• GOAL OF THE EXERCISE
Every record must be written out once more, with nothing added or omitted.

• THE INPUT
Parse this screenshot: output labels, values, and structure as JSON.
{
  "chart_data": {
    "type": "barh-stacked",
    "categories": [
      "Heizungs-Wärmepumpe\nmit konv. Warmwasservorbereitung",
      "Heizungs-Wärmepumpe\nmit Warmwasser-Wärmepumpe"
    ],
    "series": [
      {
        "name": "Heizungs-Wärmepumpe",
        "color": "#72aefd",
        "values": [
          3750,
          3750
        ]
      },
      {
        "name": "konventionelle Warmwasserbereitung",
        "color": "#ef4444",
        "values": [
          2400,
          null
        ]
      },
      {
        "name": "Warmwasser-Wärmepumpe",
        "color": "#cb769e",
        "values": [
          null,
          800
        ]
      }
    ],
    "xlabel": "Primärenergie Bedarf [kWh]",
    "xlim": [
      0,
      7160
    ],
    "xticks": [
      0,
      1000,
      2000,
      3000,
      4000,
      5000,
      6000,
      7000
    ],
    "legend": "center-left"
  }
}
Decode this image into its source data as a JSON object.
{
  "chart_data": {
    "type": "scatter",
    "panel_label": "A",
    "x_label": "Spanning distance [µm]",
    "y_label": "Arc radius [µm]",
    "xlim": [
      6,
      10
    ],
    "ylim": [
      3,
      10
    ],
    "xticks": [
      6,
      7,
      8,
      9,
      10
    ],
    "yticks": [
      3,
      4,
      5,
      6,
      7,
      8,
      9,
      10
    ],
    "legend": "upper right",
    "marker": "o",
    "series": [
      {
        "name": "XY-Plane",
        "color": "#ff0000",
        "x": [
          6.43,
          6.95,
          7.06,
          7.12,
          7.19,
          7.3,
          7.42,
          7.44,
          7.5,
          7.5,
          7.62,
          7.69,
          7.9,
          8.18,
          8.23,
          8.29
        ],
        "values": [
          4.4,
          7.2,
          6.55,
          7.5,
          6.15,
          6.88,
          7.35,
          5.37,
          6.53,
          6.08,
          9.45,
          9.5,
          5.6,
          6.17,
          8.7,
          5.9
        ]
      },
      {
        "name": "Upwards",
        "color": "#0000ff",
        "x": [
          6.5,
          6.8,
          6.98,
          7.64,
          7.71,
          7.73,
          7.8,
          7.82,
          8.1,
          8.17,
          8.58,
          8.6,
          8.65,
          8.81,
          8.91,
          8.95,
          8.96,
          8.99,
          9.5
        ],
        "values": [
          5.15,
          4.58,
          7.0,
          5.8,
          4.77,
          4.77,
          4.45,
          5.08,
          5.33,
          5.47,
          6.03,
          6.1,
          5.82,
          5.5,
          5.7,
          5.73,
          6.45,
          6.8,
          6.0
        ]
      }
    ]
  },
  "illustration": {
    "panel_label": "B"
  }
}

• EXERCISE SOLUTION
Parse this screenshot: output labels, values, and structure as JSON.
{
  "chart_data": {
    "type": "barh-stacked",
    "categories": [
      "Heizungs-Wärmepumpe\nmit konv. Warmwasservorbereitung",
      "Heizungs-Wärmepumpe\nmit Warmwasser-Wärmepumpe"
    ],
    "series": [
      {
        "name": "Heizungs-Wärmepumpe",
        "color": "#72aefd",
        "values": [
          3750,
          3750
        ]
      },
      {
        "name": "konventionelle Warmwasserbereitung",
        "color": "#ef4444",
        "values": [
          2400,
          null
        ]
      },
      {
        "name": "Warmwasser-Wärmepumpe",
        "color": "#cb769e",
        "values": [
          null,
          800
        ]
      }
    ],
    "xlabel": "Primärenergie Bedarf [kWh]",
    "xlim": [
      0,
      7160
    ],
    "xticks": [
      0,
      1000,
      2000,
      3000,
      4000,
      5000,
      6000,
      7000
    ],
    "legend": "center-left"
  }
}
Decode this image into its source data as a JSON object.
{
  "chart_data": {
    "type": "scatter",
    "panel_label": "A",
    "x_label": "Spanning distance [µm]",
    "y_label": "Arc radius [µm]",
    "xlim": [
      6,
      10
    ],
    "ylim": [
      3,
      10
    ],
    "xticks": [
      6,
      7,
      8,
      9,
      10
    ],
    "yticks": [
      3,
      4,
      5,
      6,
      7,
      8,
      9,
      10
    ],
    "legend": "upper right",
    "marker": "o",
    "series": [
      {
        "name": "XY-Plane",
        "color": "#ff0000",
        "x": [
          6.43,
          6.95,
          7.06,
          7.12,
          7.19,
          7.3,
          7.42,
          7.44,
          7.5,
          7.5,
          7.62,
          7.69,
          7.9,
          8.18,
          8.23,
          8.29
        ],
        "values": [
          4.4,
          7.2,
          6.55,
          7.5,
          6.15,
          6.88,
          7.35,
          5.37,
          6.53,
          6.08,
          9.45,
          9.5,
          5.6,
          6.17,
          8.7,
          5.9
        ]
      },
      {
        "name": "Upwards",
        "color": "#0000ff",
        "x": [
          6.5,
          6.8,
          6.98,
          7.64,
          7.71,
          7.73,
          7.8,
          7.82,
          8.1,
          8.17,
          8.58,
          8.6,
          8.65,
          8.81,
          8.91,
          8.95,
          8.96,
          8.99,
          9.5
        ],
        "values": [
          5.15,
          4.58,
          7.0,
          5.8,
          4.77,
          4.77,
          4.45,
          5.08,
          5.33,
          5.47,
          6.03,
          6.1,
          5.82,
          5.5,
          5.7,
          5.73,
          6.45,
          6.8,
          6.0
        ]
      }
    ]
  },
  "illustration": {
    "panel_label": "B"
  }
}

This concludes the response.